** Begin Record excerpts **

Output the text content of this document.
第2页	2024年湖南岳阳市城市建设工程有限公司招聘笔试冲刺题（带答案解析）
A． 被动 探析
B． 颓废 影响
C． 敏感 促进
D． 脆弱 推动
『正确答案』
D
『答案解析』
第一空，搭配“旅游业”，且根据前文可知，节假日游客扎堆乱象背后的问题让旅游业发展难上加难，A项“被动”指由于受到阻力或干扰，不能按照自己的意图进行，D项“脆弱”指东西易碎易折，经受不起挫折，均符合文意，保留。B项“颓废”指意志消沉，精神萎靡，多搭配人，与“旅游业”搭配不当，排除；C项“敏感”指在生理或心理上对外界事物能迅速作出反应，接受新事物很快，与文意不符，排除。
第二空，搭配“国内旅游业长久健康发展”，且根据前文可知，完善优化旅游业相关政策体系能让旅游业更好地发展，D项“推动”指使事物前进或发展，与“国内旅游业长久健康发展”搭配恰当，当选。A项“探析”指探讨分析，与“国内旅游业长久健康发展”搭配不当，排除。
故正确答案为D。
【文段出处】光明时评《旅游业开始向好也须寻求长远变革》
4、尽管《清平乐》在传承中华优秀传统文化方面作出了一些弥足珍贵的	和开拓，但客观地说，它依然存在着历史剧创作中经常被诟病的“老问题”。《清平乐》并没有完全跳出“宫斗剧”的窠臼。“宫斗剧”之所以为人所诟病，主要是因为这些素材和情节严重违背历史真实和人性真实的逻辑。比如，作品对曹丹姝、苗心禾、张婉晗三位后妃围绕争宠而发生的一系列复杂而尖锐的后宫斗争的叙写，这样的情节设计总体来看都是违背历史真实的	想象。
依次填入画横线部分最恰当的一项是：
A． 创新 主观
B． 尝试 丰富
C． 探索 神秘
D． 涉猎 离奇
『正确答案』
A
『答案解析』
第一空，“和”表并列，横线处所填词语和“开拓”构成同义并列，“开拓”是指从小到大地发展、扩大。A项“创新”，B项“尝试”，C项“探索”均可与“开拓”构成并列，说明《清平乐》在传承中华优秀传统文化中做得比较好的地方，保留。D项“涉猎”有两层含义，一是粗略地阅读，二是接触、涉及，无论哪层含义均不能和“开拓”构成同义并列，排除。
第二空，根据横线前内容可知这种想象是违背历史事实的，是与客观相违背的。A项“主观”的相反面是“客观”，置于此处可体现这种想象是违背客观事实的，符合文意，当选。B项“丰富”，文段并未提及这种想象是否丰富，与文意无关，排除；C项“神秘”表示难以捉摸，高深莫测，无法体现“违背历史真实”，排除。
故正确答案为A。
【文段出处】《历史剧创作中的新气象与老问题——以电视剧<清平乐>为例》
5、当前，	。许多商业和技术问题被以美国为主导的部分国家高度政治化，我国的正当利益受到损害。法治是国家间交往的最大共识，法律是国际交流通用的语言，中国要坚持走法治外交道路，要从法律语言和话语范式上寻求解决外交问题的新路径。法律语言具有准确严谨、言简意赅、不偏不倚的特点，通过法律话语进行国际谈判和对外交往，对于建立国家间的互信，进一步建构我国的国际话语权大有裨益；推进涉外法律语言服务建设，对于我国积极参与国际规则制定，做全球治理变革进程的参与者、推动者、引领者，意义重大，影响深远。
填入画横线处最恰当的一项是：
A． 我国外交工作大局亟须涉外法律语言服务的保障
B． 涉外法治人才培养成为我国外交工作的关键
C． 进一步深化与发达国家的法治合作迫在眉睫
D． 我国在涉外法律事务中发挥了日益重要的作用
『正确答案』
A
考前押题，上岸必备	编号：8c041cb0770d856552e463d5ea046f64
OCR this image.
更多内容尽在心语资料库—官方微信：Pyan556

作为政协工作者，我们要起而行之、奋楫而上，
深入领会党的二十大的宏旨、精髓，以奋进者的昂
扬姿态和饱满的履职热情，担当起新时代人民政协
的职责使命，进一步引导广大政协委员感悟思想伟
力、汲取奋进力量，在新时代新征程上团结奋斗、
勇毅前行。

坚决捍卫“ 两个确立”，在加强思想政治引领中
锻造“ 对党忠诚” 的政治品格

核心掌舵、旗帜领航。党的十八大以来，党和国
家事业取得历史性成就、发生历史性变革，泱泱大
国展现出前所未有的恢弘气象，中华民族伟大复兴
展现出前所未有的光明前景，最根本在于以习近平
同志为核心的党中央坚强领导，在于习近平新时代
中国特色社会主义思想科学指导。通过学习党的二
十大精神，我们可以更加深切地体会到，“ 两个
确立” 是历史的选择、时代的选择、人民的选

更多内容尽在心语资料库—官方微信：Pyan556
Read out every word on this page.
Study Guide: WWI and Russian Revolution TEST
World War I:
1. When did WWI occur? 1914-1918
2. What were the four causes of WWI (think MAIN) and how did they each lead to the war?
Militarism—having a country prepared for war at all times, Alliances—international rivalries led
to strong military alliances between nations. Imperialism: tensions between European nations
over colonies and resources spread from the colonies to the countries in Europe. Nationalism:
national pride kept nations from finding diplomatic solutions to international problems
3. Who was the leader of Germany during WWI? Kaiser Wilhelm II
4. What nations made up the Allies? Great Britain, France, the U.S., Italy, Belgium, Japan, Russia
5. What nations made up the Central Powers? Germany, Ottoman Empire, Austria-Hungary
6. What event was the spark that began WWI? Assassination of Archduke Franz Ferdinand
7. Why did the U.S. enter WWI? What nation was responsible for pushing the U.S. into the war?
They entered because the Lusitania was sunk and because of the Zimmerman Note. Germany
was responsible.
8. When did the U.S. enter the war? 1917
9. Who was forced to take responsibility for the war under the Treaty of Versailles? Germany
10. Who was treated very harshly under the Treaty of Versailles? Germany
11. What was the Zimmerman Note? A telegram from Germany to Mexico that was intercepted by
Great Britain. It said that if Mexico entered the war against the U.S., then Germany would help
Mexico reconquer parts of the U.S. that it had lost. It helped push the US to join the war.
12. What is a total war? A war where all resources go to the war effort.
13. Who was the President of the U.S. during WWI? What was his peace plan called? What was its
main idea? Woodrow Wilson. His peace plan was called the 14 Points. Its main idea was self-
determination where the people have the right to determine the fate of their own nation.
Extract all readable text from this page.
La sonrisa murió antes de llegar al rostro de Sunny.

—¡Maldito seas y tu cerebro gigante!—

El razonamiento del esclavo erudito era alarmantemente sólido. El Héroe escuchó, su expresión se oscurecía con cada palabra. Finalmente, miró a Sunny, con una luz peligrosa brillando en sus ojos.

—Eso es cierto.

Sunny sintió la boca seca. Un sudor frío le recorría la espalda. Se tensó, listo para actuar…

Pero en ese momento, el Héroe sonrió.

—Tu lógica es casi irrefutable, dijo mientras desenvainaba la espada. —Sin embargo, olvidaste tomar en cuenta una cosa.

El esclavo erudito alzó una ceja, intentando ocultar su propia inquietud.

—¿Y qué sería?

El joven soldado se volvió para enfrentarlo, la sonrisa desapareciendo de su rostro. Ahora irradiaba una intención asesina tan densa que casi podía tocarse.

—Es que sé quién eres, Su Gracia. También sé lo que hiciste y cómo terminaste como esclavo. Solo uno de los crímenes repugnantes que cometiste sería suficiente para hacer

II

** End Record excerpts **

Reproduce the full listing above, character for character.

Output the text content of this document.
第2页	2024年湖南岳阳市城市建设工程有限公司招聘笔试冲刺题（带答案解析）
A． 被动 探析
B． 颓废 影响
C． 敏感 促进
D． 脆弱 推动
『正确答案』
D
『答案解析』
第一空，搭配“旅游业”，且根据前文可知，节假日游客扎堆乱象背后的问题让旅游业发展难上加难，A项“被动”指由于受到阻力或干扰，不能按照自己的意图进行，D项“脆弱”指东西易碎易折，经受不起挫折，均符合文意，保留。B项“颓废”指意志消沉，精神萎靡，多搭配人，与“旅游业”搭配不当，排除；C项“敏感”指在生理或心理上对外界事物能迅速作出反应，接受新事物很快，与文意不符，排除。
第二空，搭配“国内旅游业长久健康发展”，且根据前文可知，完善优化旅游业相关政策体系能让旅游业更好地发展，D项“推动”指使事物前进或发展，与“国内旅游业长久健康发展”搭配恰当，当选。A项“探析”指探讨分析，与“国内旅游业长久健康发展”搭配不当，排除。
故正确答案为D。
【文段出处】光明时评《旅游业开始向好也须寻求长远变革》
4、尽管《清平乐》在传承中华优秀传统文化方面作出了一些弥足珍贵的	和开拓，但客观地说，它依然存在着历史剧创作中经常被诟病的“老问题”。《清平乐》并没有完全跳出“宫斗剧”的窠臼。“宫斗剧”之所以为人所诟病，主要是因为这些素材和情节严重违背历史真实和人性真实的逻辑。比如，作品对曹丹姝、苗心禾、张婉晗三位后妃围绕争宠而发生的一系列复杂而尖锐的后宫斗争的叙写，这样的情节设计总体来看都是违背历史真实的	想象。
依次填入画横线部分最恰当的一项是：
A． 创新 主观
B． 尝试 丰富
C． 探索 神秘
D． 涉猎 离奇
『正确答案』
A
『答案解析』
第一空，“和”表并列，横线处所填词语和“开拓”构成同义并列，“开拓”是指从小到大地发展、扩大。A项“创新”，B项“尝试”，C项“探索”均可与“开拓”构成并列，说明《清平乐》在传承中华优秀传统文化中做得比较好的地方，保留。D项“涉猎”有两层含义，一是粗略地阅读，二是接触、涉及，无论哪层含义均不能和“开拓”构成同义并列，排除。
第二空，根据横线前内容可知这种想象是违背历史事实的，是与客观相违背的。A项“主观”的相反面是“客观”，置于此处可体现这种想象是违背客观事实的，符合文意，当选。B项“丰富”，文段并未提及这种想象是否丰富，与文意无关，排除；C项“神秘”表示难以捉摸，高深莫测，无法体现“违背历史真实”，排除。
故正确答案为A。
【文段出处】《历史剧创作中的新气象与老问题——以电视剧<清平乐>为例》
5、当前，	。许多商业和技术问题被以美国为主导的部分国家高度政治化，我国的正当利益受到损害。法治是国家间交往的最大共识，法律是国际交流通用的语言，中国要坚持走法治外交道路，要从法律语言和话语范式上寻求解决外交问题的新路径。法律语言具有准确严谨、言简意赅、不偏不倚的特点，通过法律话语进行国际谈判和对外交往，对于建立国家间的互信，进一步建构我国的国际话语权大有裨益；推进涉外法律语言服务建设，对于我国积极参与国际规则制定，做全球治理变革进程的参与者、推动者、引领者，意义重大，影响深远。
填入画横线处最恰当的一项是：
A． 我国外交工作大局亟须涉外法律语言服务的保障
B． 涉外法治人才培养成为我国外交工作的关键
C． 进一步深化与发达国家的法治合作迫在眉睫
D． 我国在涉外法律事务中发挥了日益重要的作用
『正确答案』
A
考前押题，上岸必备	编号：8c041cb0770d856552e463d5ea046f64
OCR this image.
更多内容尽在心语资料库—官方微信：Pyan556

作为政协工作者，我们要起而行之、奋楫而上，
深入领会党的二十大的宏旨、精髓，以奋进者的昂
扬姿态和饱满的履职热情，担当起新时代人民政协
的职责使命，进一步引导广大政协委员感悟思想伟
力、汲取奋进力量，在新时代新征程上团结奋斗、
勇毅前行。

坚决捍卫“ 两个确立”，在加强思想政治引领中
锻造“ 对党忠诚” 的政治品格

核心掌舵、旗帜领航。党的十八大以来，党和国
家事业取得历史性成就、发生历史性变革，泱泱大
国展现出前所未有的恢弘气象，中华民族伟大复兴
展现出前所未有的光明前景，最根本在于以习近平
同志为核心的党中央坚强领导，在于习近平新时代
中国特色社会主义思想科学指导。通过学习党的二
十大精神，我们可以更加深切地体会到，“ 两个
确立” 是历史的选择、时代的选择、人民的选

更多内容尽在心语资料库—官方微信：Pyan556
Read out every word on this page.
Study Guide: WWI and Russian Revolution TEST
World War I:
1. When did WWI occur? 1914-1918
2. What were the four causes of WWI (think MAIN) and how did they each lead to the war?
Militarism—having a country prepared for war at all times, Alliances—international rivalries led
to strong military alliances between nations. Imperialism: tensions between European nations
over colonies and resources spread from the colonies to the countries in Europe. Nationalism:
national pride kept nations from finding diplomatic solutions to international problems
3. Who was the leader of Germany during WWI? Kaiser Wilhelm II
4. What nations made up the Allies? Great Britain, France, the U.S., Italy, Belgium, Japan, Russia
5. What nations made up the Central Powers? Germany, Ottoman Empire, Austria-Hungary
6. What event was the spark that began WWI? Assassination of Archduke Franz Ferdinand
7. Why did the U.S. enter WWI? What nation was responsible for pushing the U.S. into the war?
They entered because the Lusitania was sunk and because of the Zimmerman Note. Germany
was responsible.
8. When did the U.S. enter the war? 1917
9. Who was forced to take responsibility for the war under the Treaty of Versailles? Germany
10. Who was treated very harshly under the Treaty of Versailles? Germany
11. What was the Zimmerman Note? A telegram from Germany to Mexico that was intercepted by
Great Britain. It said that if Mexico entered the war against the U.S., then Germany would help
Mexico reconquer parts of the U.S. that it had lost. It helped push the US to join the war.
12. What is a total war? A war where all resources go to the war effort.
13. Who was the President of the U.S. during WWI? What was his peace plan called? What was its
main idea? Woodrow Wilson. His peace plan was called the 14 Points. Its main idea was self-
determination where the people have the right to determine the fate of their own nation.
Extract all readable text from this page.
La sonrisa murió antes de llegar al rostro de Sunny.

—¡Maldito seas y tu cerebro gigante!—

El razonamiento del esclavo erudito era alarmantemente sólido. El Héroe escuchó, su expresión se oscurecía con cada palabra. Finalmente, miró a Sunny, con una luz peligrosa brillando en sus ojos.

—Eso es cierto.

Sunny sintió la boca seca. Un sudor frío le recorría la espalda. Se tensó, listo para actuar…

Pero en ese momento, el Héroe sonrió.

—Tu lógica es casi irrefutable, dijo mientras desenvainaba la espada. —Sin embargo, olvidaste tomar en cuenta una cosa.

El esclavo erudito alzó una ceja, intentando ocultar su propia inquietud.

—¿Y qué sería?

El joven soldado se volvió para enfrentarlo, la sonrisa desapareciendo de su rostro. Ahora irradiaba una intención asesina tan densa que casi podía tocarse.

—Es que sé quién eres, Su Gracia. También sé lo que hiciste y cómo terminaste como esclavo. Solo uno de los crímenes repugnantes que cometiste sería suficiente para hacer

II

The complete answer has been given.